▶ [TASK TO CARRY OUT]:
Copy out all the entries exactly.

▶ [THE DATA]:
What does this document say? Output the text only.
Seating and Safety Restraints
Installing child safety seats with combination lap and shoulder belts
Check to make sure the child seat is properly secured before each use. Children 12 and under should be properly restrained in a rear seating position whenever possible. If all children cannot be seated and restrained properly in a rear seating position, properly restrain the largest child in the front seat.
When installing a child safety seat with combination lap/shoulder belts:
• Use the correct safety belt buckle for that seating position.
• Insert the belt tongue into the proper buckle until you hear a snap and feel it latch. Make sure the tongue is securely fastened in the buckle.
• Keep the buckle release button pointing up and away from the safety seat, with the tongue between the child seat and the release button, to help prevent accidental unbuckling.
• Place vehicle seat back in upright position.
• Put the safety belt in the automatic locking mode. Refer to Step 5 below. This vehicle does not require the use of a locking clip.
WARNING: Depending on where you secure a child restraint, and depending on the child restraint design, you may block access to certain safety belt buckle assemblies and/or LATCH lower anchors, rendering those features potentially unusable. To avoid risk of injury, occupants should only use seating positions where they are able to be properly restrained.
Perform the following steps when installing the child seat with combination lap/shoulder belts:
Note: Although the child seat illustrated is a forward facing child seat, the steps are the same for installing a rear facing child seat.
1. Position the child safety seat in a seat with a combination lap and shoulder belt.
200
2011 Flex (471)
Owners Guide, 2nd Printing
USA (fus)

▶ [TASK RESPONSE]:
What does this document say? Output the text only.
Seating and Safety Restraints
Installing child safety seats with combination lap and shoulder belts
Check to make sure the child seat is properly secured before each use. Children 12 and under should be properly restrained in a rear seating position whenever possible. If all children cannot be seated and restrained properly in a rear seating position, properly restrain the largest child in the front seat.
When installing a child safety seat with combination lap/shoulder belts:
• Use the correct safety belt buckle for that seating position.
• Insert the belt tongue into the proper buckle until you hear a snap and feel it latch. Make sure the tongue is securely fastened in the buckle.
• Keep the buckle release button pointing up and away from the safety seat, with the tongue between the child seat and the release button, to help prevent accidental unbuckling.
• Place vehicle seat back in upright position.
• Put the safety belt in the automatic locking mode. Refer to Step 5 below. This vehicle does not require the use of a locking clip.
WARNING: Depending on where you secure a child restraint, and depending on the child restraint design, you may block access to certain safety belt buckle assemblies and/or LATCH lower anchors, rendering those features potentially unusable. To avoid risk of injury, occupants should only use seating positions where they are able to be properly restrained.
Perform the following steps when installing the child seat with combination lap/shoulder belts:
Note: Although the child seat illustrated is a forward facing child seat, the steps are the same for installing a rear facing child seat.
1. Position the child safety seat in a seat with a combination lap and shoulder belt.
200
2011 Flex (471)
Owners Guide, 2nd Printing
USA (fus)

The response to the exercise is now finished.